### TASK TO COMPLETE
What number of lines hold the word "thereby"? State that number and nothing besides.

### DATA ENTRIES
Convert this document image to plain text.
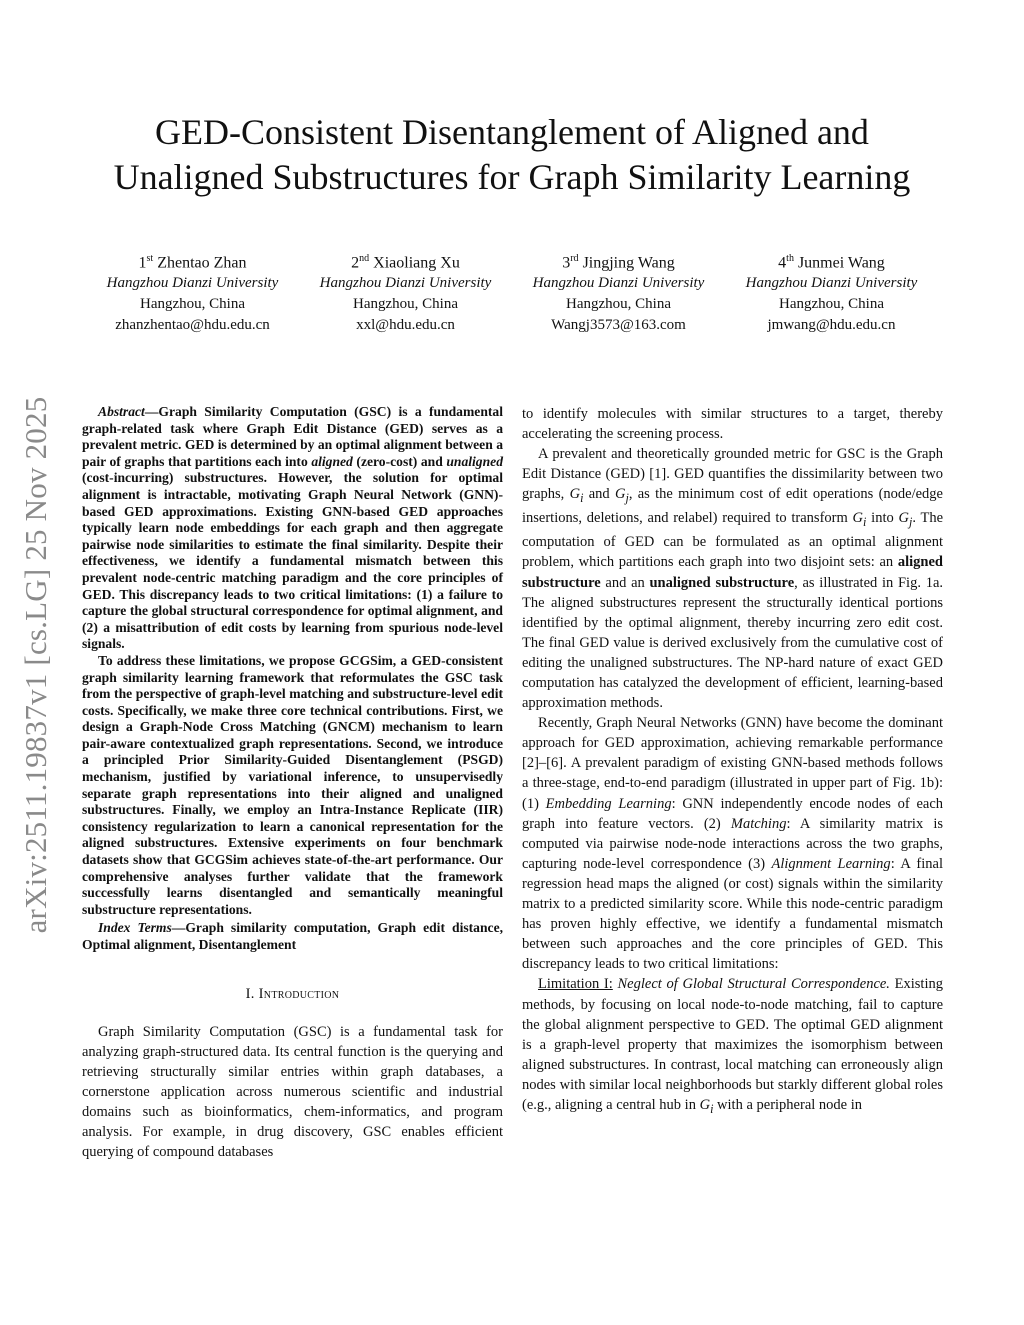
arXiv:2511.19837v1 [cs.LG] 25 Nov 2025
GED-Consistent Disentanglement of Aligned and Unaligned Substructures for Graph Similarity Learning
1st Zhentao Zhan
Hangzhou Dianzi University
Hangzhou, China
zhanzhentao@hdu.edu.cn
2nd Xiaoliang Xu
Hangzhou Dianzi University
Hangzhou, China
xxl@hdu.edu.cn
3rd Jingjing Wang
Hangzhou Dianzi University
Hangzhou, China
Wangj3573@163.com
4th Junmei Wang
Hangzhou Dianzi University
Hangzhou, China
jmwang@hdu.edu.cn

Abstract—Graph Similarity Computation (GSC) is a fundamental graph-related task where Graph Edit Distance (GED) serves as a prevalent metric. GED is determined by an optimal alignment between a pair of graphs that partitions each into aligned (zero-cost) and unaligned (cost-incurring) substructures. However, the solution for optimal alignment is intractable, motivating Graph Neural Network (GNN)-based GED approximations. Existing GNN-based GED approaches typically learn node embeddings for each graph and then aggregate pairwise node similarities to estimate the final similarity. Despite their effectiveness, we identify a fundamental mismatch between this prevalent node-centric matching paradigm and the core principles of GED. This discrepancy leads to two critical limitations: (1) a failure to capture the global structural correspondence for optimal alignment, and (2) a misattribution of edit costs by learning from spurious node-level signals.

To address these limitations, we propose GCGSim, a GED-consistent graph similarity learning framework that reformulates the GSC task from the perspective of graph-level matching and substructure-level edit costs. Specifically, we make three core technical contributions. First, we design a Graph-Node Cross Matching (GNCM) mechanism to learn pair-aware contextualized graph representations. Second, we introduce a principled Prior Similarity-Guided Disentanglement (PSGD) mechanism, justified by variational inference, to unsupervisedly separate graph representations into their aligned and unaligned substructures. Finally, we employ an Intra-Instance Replicate (IIR) consistency regularization to learn a canonical representation for the aligned substructures. Extensive experiments on four benchmark datasets show that GCGSim achieves state-of-the-art performance. Our comprehensive analyses further validate that the framework successfully learns disentangled and semantically meaningful substructure representations.

Index Terms—Graph similarity computation, Graph edit distance, Optimal alignment, Disentanglement

I. Introduction

Graph Similarity Computation (GSC) is a fundamental task for analyzing graph-structured data. Its central function is the querying and retrieving structurally similar entries within graph databases, a cornerstone application across numerous scientific and industrial domains such as bioinformatics, chem-informatics, and program analysis. For example, in drug discovery, GSC enables efficient querying of compound databases

to identify molecules with similar structures to a target, thereby accelerating the screening process.

A prevalent and theoretically grounded metric for GSC is the Graph Edit Distance (GED) [1]. GED quantifies the dissimilarity between two graphs, $G_i$ and $G_j$, as the minimum cost of edit operations (node/edge insertions, deletions, and relabel) required to transform $G_i$ into $G_j$. The computation of GED can be formulated as an optimal alignment problem, which partitions each graph into two disjoint sets: an aligned substructure and an unaligned substructure, as illustrated in Fig. 1a. The aligned substructures represent the structurally identical portions identified by the optimal alignment, thereby incurring zero edit cost. The final GED value is derived exclusively from the cumulative cost of editing the unaligned substructures. The NP-hard nature of exact GED computation has catalyzed the development of efficient, learning-based approximation methods.

Recently, Graph Neural Networks (GNN) have become the dominant approach for GED approximation, achieving remarkable performance [2]–[6]. A prevalent paradigm of existing GNN-based methods follows a three-stage, end-to-end paradigm (illustrated in upper part of Fig. 1b): (1) Embedding Learning: GNN independently encode nodes of each graph into feature vectors. (2) Matching: A similarity matrix is computed via pairwise node-node interactions across the two graphs, capturing node-level correspondence (3) Alignment Learning: A final regression head maps the aligned (or cost) signals within the similarity matrix to a predicted similarity score. While this node-centric paradigm has proven highly effective, we identify a fundamental mismatch between such approaches and the core principles of GED. This discrepancy leads to two critical limitations:

Limitation I: Neglect of Global Structural Correspondence. Existing methods, by focusing on local node-to-node matching, fail to capture the global alignment perspective to GED. The optimal GED alignment is a graph-level property that maximizes the isomorphism between aligned substructures. In contrast, local matching can erroneously align nodes with similar local neighborhoods but starkly different global roles (e.g., aligning a central hub in $G_i$ with a peripheral node in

### ANSWER TO THIS PROBLEM
2